↓

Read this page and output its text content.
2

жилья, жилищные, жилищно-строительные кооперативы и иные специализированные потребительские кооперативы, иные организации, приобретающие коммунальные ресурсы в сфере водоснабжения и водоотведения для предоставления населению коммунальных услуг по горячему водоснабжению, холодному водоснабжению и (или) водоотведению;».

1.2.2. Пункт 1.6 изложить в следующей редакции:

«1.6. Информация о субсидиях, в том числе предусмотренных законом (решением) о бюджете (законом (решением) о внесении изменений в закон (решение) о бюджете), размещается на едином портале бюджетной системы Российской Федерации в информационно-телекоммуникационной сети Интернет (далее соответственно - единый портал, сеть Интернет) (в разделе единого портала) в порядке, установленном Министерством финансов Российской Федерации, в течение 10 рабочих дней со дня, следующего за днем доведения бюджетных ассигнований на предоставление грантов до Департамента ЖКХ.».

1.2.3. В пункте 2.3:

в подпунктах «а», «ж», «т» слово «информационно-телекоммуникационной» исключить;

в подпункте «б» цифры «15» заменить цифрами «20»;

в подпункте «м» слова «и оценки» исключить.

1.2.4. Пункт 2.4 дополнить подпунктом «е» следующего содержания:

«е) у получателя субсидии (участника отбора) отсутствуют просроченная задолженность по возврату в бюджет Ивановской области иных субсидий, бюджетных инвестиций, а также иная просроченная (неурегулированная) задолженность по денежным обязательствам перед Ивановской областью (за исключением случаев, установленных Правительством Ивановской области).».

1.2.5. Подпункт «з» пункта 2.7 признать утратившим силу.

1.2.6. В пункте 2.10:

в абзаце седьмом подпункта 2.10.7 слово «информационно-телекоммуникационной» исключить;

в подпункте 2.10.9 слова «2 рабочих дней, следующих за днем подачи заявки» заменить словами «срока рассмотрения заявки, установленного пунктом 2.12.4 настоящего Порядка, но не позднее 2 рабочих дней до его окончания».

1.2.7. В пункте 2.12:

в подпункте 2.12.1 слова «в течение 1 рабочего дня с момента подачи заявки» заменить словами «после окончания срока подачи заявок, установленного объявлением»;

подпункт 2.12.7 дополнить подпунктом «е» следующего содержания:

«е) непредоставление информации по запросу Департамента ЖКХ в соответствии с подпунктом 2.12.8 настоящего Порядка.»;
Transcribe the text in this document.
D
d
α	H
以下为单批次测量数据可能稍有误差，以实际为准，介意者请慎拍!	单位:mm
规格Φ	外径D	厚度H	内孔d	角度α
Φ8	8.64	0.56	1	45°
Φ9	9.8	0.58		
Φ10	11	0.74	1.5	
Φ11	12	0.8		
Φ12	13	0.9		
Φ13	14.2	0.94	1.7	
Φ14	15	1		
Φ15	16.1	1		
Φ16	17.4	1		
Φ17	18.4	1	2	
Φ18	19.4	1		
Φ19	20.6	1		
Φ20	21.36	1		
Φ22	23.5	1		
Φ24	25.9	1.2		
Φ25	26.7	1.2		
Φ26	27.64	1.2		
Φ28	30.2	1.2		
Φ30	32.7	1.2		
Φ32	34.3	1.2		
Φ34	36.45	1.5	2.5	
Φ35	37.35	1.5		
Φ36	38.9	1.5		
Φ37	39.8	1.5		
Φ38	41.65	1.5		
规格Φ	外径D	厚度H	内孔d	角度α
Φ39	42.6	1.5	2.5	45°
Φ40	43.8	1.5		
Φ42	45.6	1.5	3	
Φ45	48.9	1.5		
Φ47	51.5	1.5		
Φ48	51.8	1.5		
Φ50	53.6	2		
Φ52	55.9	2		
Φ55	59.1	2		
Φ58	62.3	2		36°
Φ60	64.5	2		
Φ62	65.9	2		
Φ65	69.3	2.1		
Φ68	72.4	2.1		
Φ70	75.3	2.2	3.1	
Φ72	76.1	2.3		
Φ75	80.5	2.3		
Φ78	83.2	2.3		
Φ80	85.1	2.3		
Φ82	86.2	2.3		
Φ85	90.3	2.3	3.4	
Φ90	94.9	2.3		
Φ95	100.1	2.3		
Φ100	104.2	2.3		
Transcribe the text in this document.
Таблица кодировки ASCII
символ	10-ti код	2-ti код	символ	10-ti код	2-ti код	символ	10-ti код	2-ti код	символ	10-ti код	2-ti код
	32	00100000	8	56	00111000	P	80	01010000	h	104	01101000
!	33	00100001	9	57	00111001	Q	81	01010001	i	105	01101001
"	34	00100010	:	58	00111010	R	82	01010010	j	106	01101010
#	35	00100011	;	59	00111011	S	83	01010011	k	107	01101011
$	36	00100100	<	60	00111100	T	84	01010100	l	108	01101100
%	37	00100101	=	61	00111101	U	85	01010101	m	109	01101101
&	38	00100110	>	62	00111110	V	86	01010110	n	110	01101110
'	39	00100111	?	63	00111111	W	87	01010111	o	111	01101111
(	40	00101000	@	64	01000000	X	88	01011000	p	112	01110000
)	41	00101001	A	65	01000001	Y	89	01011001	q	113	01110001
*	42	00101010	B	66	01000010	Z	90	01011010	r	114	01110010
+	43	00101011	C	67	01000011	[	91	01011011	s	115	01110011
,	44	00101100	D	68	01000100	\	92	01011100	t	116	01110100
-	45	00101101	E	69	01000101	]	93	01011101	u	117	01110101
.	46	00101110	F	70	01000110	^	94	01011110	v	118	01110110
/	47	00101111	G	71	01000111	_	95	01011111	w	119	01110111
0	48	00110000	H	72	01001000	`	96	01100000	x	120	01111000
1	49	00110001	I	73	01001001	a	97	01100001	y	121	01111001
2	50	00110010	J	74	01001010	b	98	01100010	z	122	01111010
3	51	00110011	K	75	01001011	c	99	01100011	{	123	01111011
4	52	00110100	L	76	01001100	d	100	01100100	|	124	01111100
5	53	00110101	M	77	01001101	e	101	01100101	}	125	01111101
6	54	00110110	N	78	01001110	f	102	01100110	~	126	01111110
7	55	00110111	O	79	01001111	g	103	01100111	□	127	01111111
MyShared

↑

THE TASK = Your task is to return the full listing exactly as it was given.

REPLY =
Read this page and output its text content.
2

жилья, жилищные, жилищно-строительные кооперативы и иные специализированные потребительские кооперативы, иные организации, приобретающие коммунальные ресурсы в сфере водоснабжения и водоотведения для предоставления населению коммунальных услуг по горячему водоснабжению, холодному водоснабжению и (или) водоотведению;».

1.2.2. Пункт 1.6 изложить в следующей редакции:

«1.6. Информация о субсидиях, в том числе предусмотренных законом (решением) о бюджете (законом (решением) о внесении изменений в закон (решение) о бюджете), размещается на едином портале бюджетной системы Российской Федерации в информационно-телекоммуникационной сети Интернет (далее соответственно - единый портал, сеть Интернет) (в разделе единого портала) в порядке, установленном Министерством финансов Российской Федерации, в течение 10 рабочих дней со дня, следующего за днем доведения бюджетных ассигнований на предоставление грантов до Департамента ЖКХ.».

1.2.3. В пункте 2.3:

в подпунктах «а», «ж», «т» слово «информационно-телекоммуникационной» исключить;

в подпункте «б» цифры «15» заменить цифрами «20»;

в подпункте «м» слова «и оценки» исключить.

1.2.4. Пункт 2.4 дополнить подпунктом «е» следующего содержания:

«е) у получателя субсидии (участника отбора) отсутствуют просроченная задолженность по возврату в бюджет Ивановской области иных субсидий, бюджетных инвестиций, а также иная просроченная (неурегулированная) задолженность по денежным обязательствам перед Ивановской областью (за исключением случаев, установленных Правительством Ивановской области).».

1.2.5. Подпункт «з» пункта 2.7 признать утратившим силу.

1.2.6. В пункте 2.10:

в абзаце седьмом подпункта 2.10.7 слово «информационно-телекоммуникационной» исключить;

в подпункте 2.10.9 слова «2 рабочих дней, следующих за днем подачи заявки» заменить словами «срока рассмотрения заявки, установленного пунктом 2.12.4 настоящего Порядка, но не позднее 2 рабочих дней до его окончания».

1.2.7. В пункте 2.12:

в подпункте 2.12.1 слова «в течение 1 рабочего дня с момента подачи заявки» заменить словами «после окончания срока подачи заявок, установленного объявлением»;

подпункт 2.12.7 дополнить подпунктом «е» следующего содержания:

«е) непредоставление информации по запросу Департамента ЖКХ в соответствии с подпунктом 2.12.8 настоящего Порядка.»;
Transcribe the text in this document.
D
d
α	H
以下为单批次测量数据可能稍有误差，以实际为准，介意者请慎拍!	单位:mm
规格Φ	外径D	厚度H	内孔d	角度α
Φ8	8.64	0.56	1	45°
Φ9	9.8	0.58		
Φ10	11	0.74	1.5	
Φ11	12	0.8		
Φ12	13	0.9		
Φ13	14.2	0.94	1.7	
Φ14	15	1		
Φ15	16.1	1		
Φ16	17.4	1		
Φ17	18.4	1	2	
Φ18	19.4	1		
Φ19	20.6	1		
Φ20	21.36	1		
Φ22	23.5	1		
Φ24	25.9	1.2		
Φ25	26.7	1.2		
Φ26	27.64	1.2		
Φ28	30.2	1.2		
Φ30	32.7	1.2		
Φ32	34.3	1.2		
Φ34	36.45	1.5	2.5	
Φ35	37.35	1.5		
Φ36	38.9	1.5		
Φ37	39.8	1.5		
Φ38	41.65	1.5		
规格Φ	外径D	厚度H	内孔d	角度α
Φ39	42.6	1.5	2.5	45°
Φ40	43.8	1.5		
Φ42	45.6	1.5	3	
Φ45	48.9	1.5		
Φ47	51.5	1.5		
Φ48	51.8	1.5		
Φ50	53.6	2		
Φ52	55.9	2		
Φ55	59.1	2		
Φ58	62.3	2		36°
Φ60	64.5	2		
Φ62	65.9	2		
Φ65	69.3	2.1		
Φ68	72.4	2.1		
Φ70	75.3	2.2	3.1	
Φ72	76.1	2.3		
Φ75	80.5	2.3		
Φ78	83.2	2.3		
Φ80	85.1	2.3		
Φ82	86.2	2.3		
Φ85	90.3	2.3	3.4	
Φ90	94.9	2.3		
Φ95	100.1	2.3		
Φ100	104.2	2.3		
Transcribe the text in this document.
Таблица кодировки ASCII
символ	10-ti код	2-ti код	символ	10-ti код	2-ti код	символ	10-ti код	2-ti код	символ	10-ti код	2-ti код
	32	00100000	8	56	00111000	P	80	01010000	h	104	01101000
!	33	00100001	9	57	00111001	Q	81	01010001	i	105	01101001
"	34	00100010	:	58	00111010	R	82	01010010	j	106	01101010
#	35	00100011	;	59	00111011	S	83	01010011	k	107	01101011
$	36	00100100	<	60	00111100	T	84	01010100	l	108	01101100
%	37	00100101	=	61	00111101	U	85	01010101	m	109	01101101
&	38	00100110	>	62	00111110	V	86	01010110	n	110	01101110
'	39	00100111	?	63	00111111	W	87	01010111	o	111	01101111
(	40	00101000	@	64	01000000	X	88	01011000	p	112	01110000
)	41	00101001	A	65	01000001	Y	89	01011001	q	113	01110001
*	42	00101010	B	66	01000010	Z	90	01011010	r	114	01110010
+	43	00101011	C	67	01000011	[	91	01011011	s	115	01110011
,	44	00101100	D	68	01000100	\	92	01011100	t	116	01110100
-	45	00101101	E	69	01000101	]	93	01011101	u	117	01110101
.	46	00101110	F	70	01000110	^	94	01011110	v	118	01110110
/	47	00101111	G	71	01000111	_	95	01011111	w	119	01110111
0	48	00110000	H	72	01001000	`	96	01100000	x	120	01111000
1	49	00110001	I	73	01001001	a	97	01100001	y	121	01111001
2	50	00110010	J	74	01001010	b	98	01100010	z	122	01111010
3	51	00110011	K	75	01001011	c	99	01100011	{	123	01111011
4	52	00110100	L	76	01001100	d	100	01100100	|	124	01111100
5	53	00110101	M	77	01001101	e	101	01100101	}	125	01111101
6	54	00110110	N	78	01001110	f	102	01100110	~	126	01111110
7	55	00110111	O	79	01001111	g	103	01100111	□	127	01111111
MyShared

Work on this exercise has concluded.